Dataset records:

-- BEGIN --

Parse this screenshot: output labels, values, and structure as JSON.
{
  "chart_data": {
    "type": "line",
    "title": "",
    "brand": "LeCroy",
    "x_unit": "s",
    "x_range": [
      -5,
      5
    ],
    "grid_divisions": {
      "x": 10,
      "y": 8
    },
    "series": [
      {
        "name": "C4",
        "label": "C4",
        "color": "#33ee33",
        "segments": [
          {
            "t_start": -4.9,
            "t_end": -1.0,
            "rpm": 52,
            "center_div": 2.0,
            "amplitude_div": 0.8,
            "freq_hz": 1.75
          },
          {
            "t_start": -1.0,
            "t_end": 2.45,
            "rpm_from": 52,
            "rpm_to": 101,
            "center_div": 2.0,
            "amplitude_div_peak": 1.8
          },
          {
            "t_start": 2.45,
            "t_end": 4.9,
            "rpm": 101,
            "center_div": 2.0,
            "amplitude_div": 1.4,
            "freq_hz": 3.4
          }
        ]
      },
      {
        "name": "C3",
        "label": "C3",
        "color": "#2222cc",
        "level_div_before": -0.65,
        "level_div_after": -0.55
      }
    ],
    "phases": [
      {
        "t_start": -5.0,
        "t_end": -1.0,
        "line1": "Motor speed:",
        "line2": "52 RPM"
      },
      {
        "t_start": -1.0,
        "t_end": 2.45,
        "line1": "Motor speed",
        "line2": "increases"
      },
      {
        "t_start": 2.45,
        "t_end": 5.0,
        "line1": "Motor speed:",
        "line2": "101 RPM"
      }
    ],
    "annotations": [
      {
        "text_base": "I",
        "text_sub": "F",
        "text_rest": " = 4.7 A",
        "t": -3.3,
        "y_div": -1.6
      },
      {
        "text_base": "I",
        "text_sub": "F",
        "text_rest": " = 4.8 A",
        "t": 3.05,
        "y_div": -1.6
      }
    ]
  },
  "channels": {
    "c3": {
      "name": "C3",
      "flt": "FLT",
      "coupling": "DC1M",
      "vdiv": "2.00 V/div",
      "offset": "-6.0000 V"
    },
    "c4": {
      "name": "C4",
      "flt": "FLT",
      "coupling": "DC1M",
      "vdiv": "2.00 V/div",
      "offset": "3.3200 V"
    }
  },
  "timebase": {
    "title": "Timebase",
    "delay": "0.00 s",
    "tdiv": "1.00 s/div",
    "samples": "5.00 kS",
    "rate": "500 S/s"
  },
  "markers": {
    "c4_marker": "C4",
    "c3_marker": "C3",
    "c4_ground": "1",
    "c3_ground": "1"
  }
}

-- END --

• **WHAT IS REQUIRED**
Using the listing above, reproduce each line without omission.

• **THE ANSWER**
Parse this screenshot: output labels, values, and structure as JSON.
{
  "chart_data": {
    "type": "line",
    "title": "",
    "brand": "LeCroy",
    "x_unit": "s",
    "x_range": [
      -5,
      5
    ],
    "grid_divisions": {
      "x": 10,
      "y": 8
    },
    "series": [
      {
        "name": "C4",
        "label": "C4",
        "color": "#33ee33",
        "segments": [
          {
            "t_start": -4.9,
            "t_end": -1.0,
            "rpm": 52,
            "center_div": 2.0,
            "amplitude_div": 0.8,
            "freq_hz": 1.75
          },
          {
            "t_start": -1.0,
            "t_end": 2.45,
            "rpm_from": 52,
            "rpm_to": 101,
            "center_div": 2.0,
            "amplitude_div_peak": 1.8
          },
          {
            "t_start": 2.45,
            "t_end": 4.9,
            "rpm": 101,
            "center_div": 2.0,
            "amplitude_div": 1.4,
            "freq_hz": 3.4
          }
        ]
      },
      {
        "name": "C3",
        "label": "C3",
        "color": "#2222cc",
        "level_div_before": -0.65,
        "level_div_after": -0.55
      }
    ],
    "phases": [
      {
        "t_start": -5.0,
        "t_end": -1.0,
        "line1": "Motor speed:",
        "line2": "52 RPM"
      },
      {
        "t_start": -1.0,
        "t_end": 2.45,
        "line1": "Motor speed",
        "line2": "increases"
      },
      {
        "t_start": 2.45,
        "t_end": 5.0,
        "line1": "Motor speed:",
        "line2": "101 RPM"
      }
    ],
    "annotations": [
      {
        "text_base": "I",
        "text_sub": "F",
        "text_rest": " = 4.7 A",
        "t": -3.3,
        "y_div": -1.6
      },
      {
        "text_base": "I",
        "text_sub": "F",
        "text_rest": " = 4.8 A",
        "t": 3.05,
        "y_div": -1.6
      }
    ]
  },
  "channels": {
    "c3": {
      "name": "C3",
      "flt": "FLT",
      "coupling": "DC1M",
      "vdiv": "2.00 V/div",
      "offset": "-6.0000 V"
    },
    "c4": {
      "name": "C4",
      "flt": "FLT",
      "coupling": "DC1M",
      "vdiv": "2.00 V/div",
      "offset": "3.3200 V"
    }
  },
  "timebase": {
    "title": "Timebase",
    "delay": "0.00 s",
    "tdiv": "1.00 s/div",
    "samples": "5.00 kS",
    "rate": "500 S/s"
  },
  "markers": {
    "c4_marker": "C4",
    "c3_marker": "C3",
    "c4_ground": "1",
    "c3_ground": "1"
  }
}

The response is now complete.